## PROVIDED MATERIAL:
::::::::
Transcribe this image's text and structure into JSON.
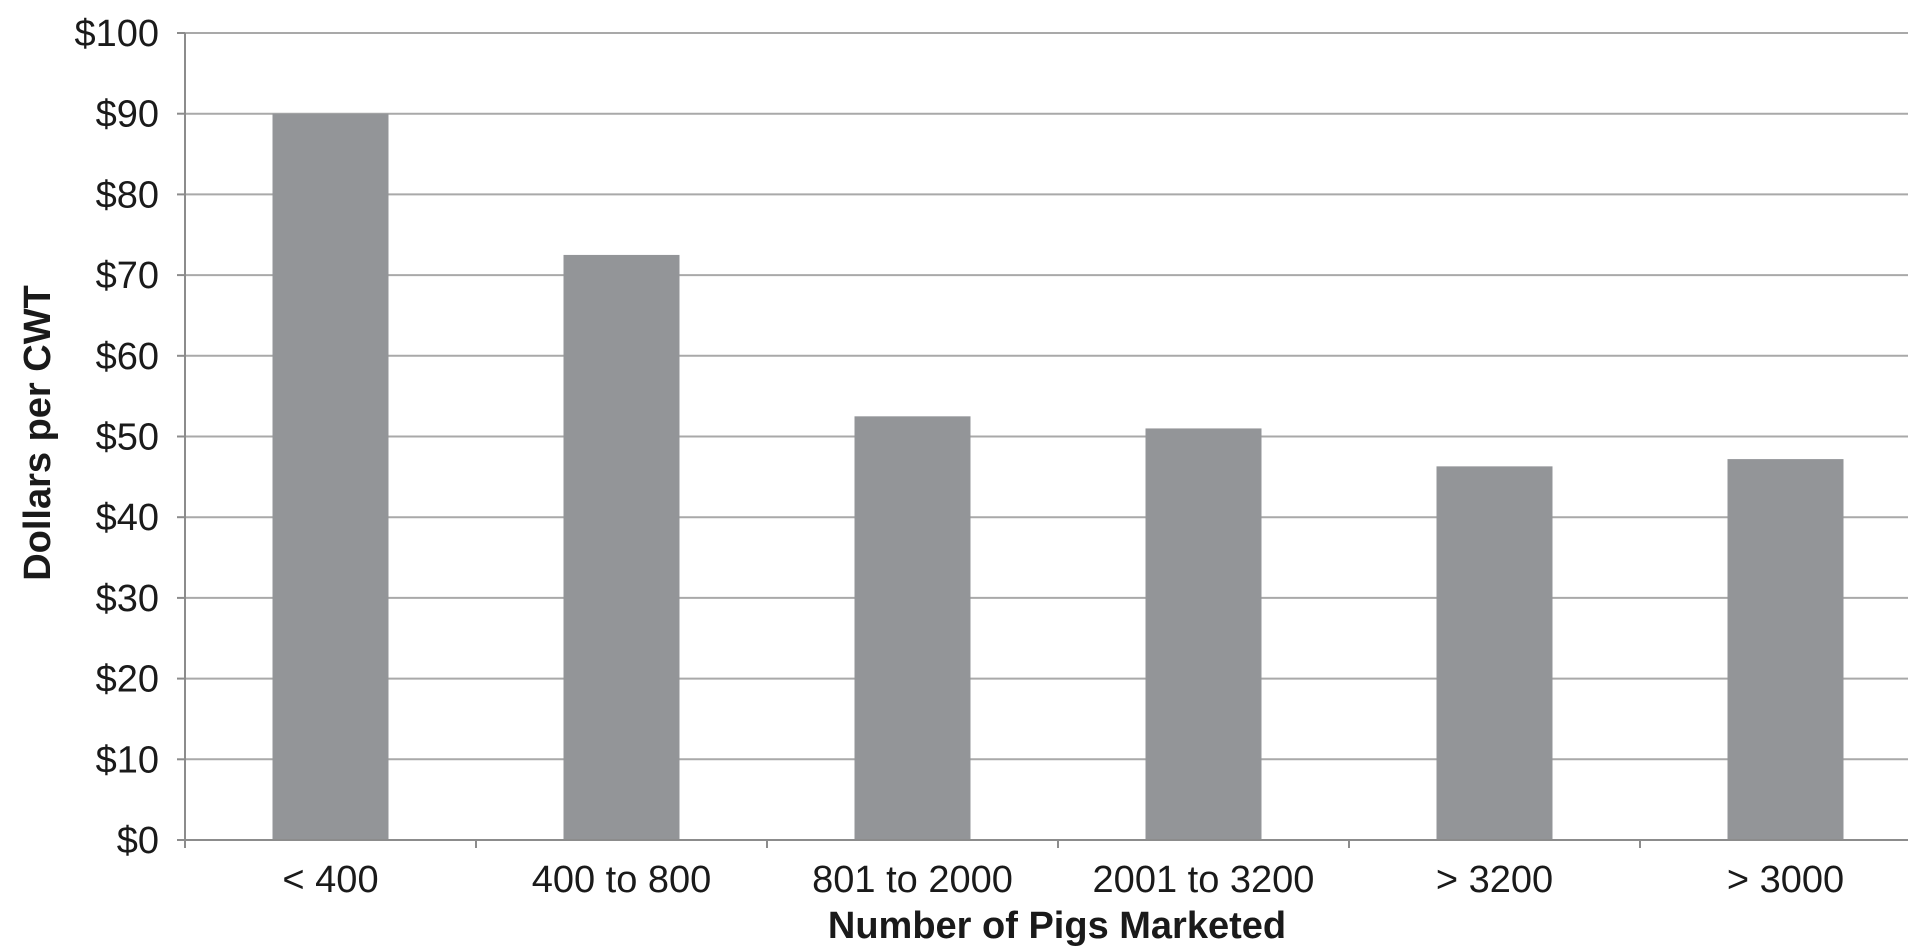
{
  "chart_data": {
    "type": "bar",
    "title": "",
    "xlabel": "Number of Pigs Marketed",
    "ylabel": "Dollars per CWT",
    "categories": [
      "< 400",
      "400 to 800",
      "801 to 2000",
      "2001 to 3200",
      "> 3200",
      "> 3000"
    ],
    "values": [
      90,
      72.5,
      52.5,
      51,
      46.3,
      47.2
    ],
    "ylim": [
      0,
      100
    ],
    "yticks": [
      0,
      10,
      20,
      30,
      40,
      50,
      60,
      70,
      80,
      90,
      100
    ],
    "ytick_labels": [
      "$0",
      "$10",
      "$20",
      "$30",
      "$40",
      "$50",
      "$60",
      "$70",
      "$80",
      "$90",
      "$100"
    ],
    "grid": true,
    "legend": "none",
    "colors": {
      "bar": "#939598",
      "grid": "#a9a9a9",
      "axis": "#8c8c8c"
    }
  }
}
::::::::
## CHALLENGE:
Reproduce every entry exactly, but omit each picture.

## PROBLEM SOLUTION:
Transcribe this image's text and structure into JSON.
{
  "chart_data": {
    "type": "bar",
    "title": "",
    "xlabel": "Number of Pigs Marketed",
    "ylabel": "Dollars per CWT",
    "categories": [
      "< 400",
      "400 to 800",
      "801 to 2000",
      "2001 to 3200",
      "> 3200",
      "> 3000"
    ],
    "values": [
      90,
      72.5,
      52.5,
      51,
      46.3,
      47.2
    ],
    "ylim": [
      0,
      100
    ],
    "yticks": [
      0,
      10,
      20,
      30,
      40,
      50,
      60,
      70,
      80,
      90,
      100
    ],
    "ytick_labels": [
      "$0",
      "$10",
      "$20",
      "$30",
      "$40",
      "$50",
      "$60",
      "$70",
      "$80",
      "$90",
      "$100"
    ],
    "grid": true,
    "legend": "none",
    "colors": {
      "bar": "#939598",
      "grid": "#a9a9a9",
      "axis": "#8c8c8c"
    }
  }
}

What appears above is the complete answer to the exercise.